● The problem
Scan the material and copy every line in which "Licenze" appears.

● Task material
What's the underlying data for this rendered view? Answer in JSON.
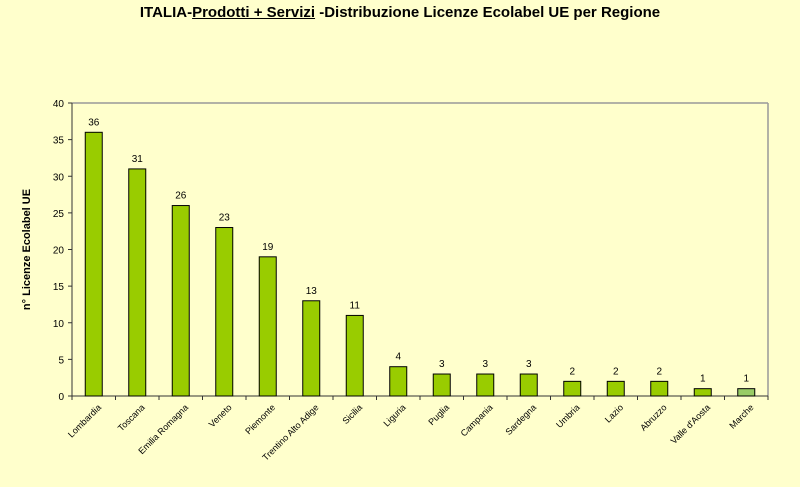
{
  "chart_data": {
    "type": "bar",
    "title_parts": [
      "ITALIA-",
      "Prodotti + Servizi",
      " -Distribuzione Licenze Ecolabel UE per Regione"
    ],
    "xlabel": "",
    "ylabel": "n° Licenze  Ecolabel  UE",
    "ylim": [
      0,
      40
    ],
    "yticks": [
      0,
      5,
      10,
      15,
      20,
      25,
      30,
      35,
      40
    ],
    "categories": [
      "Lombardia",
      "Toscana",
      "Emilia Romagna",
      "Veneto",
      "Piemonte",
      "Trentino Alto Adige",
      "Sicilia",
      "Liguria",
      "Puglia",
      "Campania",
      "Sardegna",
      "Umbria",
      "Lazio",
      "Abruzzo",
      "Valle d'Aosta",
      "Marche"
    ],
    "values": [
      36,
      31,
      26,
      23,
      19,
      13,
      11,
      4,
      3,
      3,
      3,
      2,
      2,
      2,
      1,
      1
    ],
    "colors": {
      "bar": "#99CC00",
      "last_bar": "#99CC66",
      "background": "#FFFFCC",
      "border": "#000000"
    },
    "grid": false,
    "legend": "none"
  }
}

● Expected answer
      " -Distribuzione Licenze Ecolabel UE per Regione"
    "ylabel": "n° Licenze  Ecolabel  UE",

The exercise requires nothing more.